*What you will do:*
Pick up the news report on Priti Patel's remarks about the Black Lives Matter protests after its last sentence and continue it.

THE UK home secretary, Priti Patel, has described the Black Lives Matter(BLM) protests last year as 'dreadful' and said she did not agree with the gesture of taking the knee.
The protests took place in more than 260 towns and cities in June and July across the country. Those were the largest anti-racism protests in Britain for decades.
During a radio interview, Patel said she did not support the protests. When asked if she would be prepared to take the knee, she said: “No I wouldn’t, and I would not have done at the time either," reported The Guardian.
“There are other ways in which people can express their opinions, protesting in the way that people did last summer was not the right way at all … I didn’t support the protests. Those protests were dreadful.”
Patel said that policing was under 'great pressure' from some of the protest.
But she later clarified that she was not criticising the right to protest but the 'dreadful” action last year.
Patel’s comments came after the Commons leader, Jacob Rees-Mogg, accused the London mayor, Sadiq Khan, of overseeing “loony leftwing wheezes” following the creation of a landmark commission to improve diversity in the capital’s public spaces.

(Source data)
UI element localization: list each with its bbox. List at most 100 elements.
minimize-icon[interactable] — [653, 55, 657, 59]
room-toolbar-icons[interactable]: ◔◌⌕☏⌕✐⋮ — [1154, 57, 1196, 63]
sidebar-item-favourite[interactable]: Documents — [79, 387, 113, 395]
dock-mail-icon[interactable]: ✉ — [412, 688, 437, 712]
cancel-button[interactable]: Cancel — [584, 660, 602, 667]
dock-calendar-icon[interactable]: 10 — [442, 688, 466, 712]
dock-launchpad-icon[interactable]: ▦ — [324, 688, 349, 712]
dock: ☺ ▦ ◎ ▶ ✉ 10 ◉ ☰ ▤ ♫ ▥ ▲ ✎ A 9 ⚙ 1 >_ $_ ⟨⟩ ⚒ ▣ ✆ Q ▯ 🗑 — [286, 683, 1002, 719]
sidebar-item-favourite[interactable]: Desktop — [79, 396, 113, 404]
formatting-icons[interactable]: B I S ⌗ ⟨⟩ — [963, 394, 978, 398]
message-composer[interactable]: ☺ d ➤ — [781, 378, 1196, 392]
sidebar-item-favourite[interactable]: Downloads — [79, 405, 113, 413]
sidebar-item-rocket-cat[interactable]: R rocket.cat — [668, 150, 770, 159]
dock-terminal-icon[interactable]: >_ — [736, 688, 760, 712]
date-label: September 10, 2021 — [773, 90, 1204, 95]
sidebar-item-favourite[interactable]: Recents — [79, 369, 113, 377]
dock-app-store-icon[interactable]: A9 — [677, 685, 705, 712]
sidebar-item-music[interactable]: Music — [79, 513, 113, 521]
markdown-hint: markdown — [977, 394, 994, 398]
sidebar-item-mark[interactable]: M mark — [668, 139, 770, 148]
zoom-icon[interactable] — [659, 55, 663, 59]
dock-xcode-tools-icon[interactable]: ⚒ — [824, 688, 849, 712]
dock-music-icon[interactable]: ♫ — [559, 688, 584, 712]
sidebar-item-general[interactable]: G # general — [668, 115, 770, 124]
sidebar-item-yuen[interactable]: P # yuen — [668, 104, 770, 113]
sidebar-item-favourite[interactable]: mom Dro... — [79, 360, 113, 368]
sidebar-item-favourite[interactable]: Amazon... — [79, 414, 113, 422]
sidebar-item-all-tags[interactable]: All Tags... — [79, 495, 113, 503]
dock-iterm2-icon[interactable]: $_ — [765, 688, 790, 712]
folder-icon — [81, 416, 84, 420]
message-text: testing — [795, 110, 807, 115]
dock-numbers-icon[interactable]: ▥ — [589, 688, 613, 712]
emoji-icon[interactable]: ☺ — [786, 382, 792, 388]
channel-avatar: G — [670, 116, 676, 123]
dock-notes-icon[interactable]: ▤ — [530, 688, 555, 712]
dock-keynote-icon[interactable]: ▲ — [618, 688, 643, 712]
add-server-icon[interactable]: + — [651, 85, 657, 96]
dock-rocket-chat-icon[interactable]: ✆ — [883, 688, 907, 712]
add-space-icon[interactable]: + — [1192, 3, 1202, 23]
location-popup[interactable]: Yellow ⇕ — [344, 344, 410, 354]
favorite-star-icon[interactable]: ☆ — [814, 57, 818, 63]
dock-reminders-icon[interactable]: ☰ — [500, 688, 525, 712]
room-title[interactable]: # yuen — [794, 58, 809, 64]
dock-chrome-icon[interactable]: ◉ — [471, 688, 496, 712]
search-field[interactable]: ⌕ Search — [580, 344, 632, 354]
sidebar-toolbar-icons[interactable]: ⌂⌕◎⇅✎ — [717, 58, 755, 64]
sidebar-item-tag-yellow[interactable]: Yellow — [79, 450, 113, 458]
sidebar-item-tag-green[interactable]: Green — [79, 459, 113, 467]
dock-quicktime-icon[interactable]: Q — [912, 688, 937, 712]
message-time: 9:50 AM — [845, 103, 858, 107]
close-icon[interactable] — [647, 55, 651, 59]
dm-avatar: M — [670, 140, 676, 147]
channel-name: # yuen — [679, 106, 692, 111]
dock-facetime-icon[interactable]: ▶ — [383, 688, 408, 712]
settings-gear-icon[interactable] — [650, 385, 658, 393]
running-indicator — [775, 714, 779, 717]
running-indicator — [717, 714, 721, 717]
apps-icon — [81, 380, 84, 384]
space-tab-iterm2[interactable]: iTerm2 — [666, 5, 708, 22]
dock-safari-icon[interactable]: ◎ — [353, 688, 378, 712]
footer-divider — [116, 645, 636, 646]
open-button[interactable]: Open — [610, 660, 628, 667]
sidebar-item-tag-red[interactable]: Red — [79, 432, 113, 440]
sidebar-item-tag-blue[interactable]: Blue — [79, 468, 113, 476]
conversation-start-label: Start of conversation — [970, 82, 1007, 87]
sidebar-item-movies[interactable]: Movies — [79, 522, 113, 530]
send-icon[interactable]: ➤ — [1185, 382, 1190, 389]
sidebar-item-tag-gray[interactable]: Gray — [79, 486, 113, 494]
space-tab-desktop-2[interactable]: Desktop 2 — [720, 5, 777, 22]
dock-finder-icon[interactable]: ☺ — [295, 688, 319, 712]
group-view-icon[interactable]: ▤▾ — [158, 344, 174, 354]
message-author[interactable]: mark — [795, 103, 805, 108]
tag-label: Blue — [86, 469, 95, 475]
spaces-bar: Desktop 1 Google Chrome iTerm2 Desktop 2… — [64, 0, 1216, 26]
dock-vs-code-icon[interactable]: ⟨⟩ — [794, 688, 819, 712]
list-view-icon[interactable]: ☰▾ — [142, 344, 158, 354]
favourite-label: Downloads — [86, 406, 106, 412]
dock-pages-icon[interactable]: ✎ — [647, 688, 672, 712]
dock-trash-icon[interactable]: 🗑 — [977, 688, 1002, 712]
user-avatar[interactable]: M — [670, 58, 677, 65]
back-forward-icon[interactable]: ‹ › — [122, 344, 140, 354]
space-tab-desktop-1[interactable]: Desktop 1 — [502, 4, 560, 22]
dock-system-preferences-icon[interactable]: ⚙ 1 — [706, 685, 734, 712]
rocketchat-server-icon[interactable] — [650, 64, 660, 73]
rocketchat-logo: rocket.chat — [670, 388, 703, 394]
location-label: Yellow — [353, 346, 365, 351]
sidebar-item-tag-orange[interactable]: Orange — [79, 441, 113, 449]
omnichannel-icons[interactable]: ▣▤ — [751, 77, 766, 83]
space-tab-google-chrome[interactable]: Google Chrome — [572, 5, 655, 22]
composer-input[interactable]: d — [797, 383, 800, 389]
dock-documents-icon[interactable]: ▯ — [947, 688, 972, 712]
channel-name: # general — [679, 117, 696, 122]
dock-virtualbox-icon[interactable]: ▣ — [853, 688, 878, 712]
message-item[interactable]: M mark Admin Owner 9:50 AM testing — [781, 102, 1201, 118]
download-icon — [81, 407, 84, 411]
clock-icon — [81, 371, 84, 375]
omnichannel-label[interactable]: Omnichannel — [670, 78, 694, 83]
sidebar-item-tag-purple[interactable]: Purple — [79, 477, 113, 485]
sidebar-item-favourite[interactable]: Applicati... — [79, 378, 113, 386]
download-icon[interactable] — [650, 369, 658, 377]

*Exercise result:*
As part of the demonstrations in the UK, statues of slave traders including that of Edward Colston in Bristol, were toppled and a memorial to Sir Winston Churchill in central London was vandalised with the words 'is a racist'.
According to a Guardian investigation, scores of tributes to slave traders, colonialists and racists had been taken down or were to be removed across the UK, with hundreds of others under review by local authorities and institutions.
The protests were sparked by the death of George Floyd while in the custody of police in Minneapolis. Outrage grew at the fate suffered by Floyd, whose heart stopped on 25 May as a police officer knelt on his neck for nearly nine minutes, according to a medical examiner, with solidarity protests held across the world.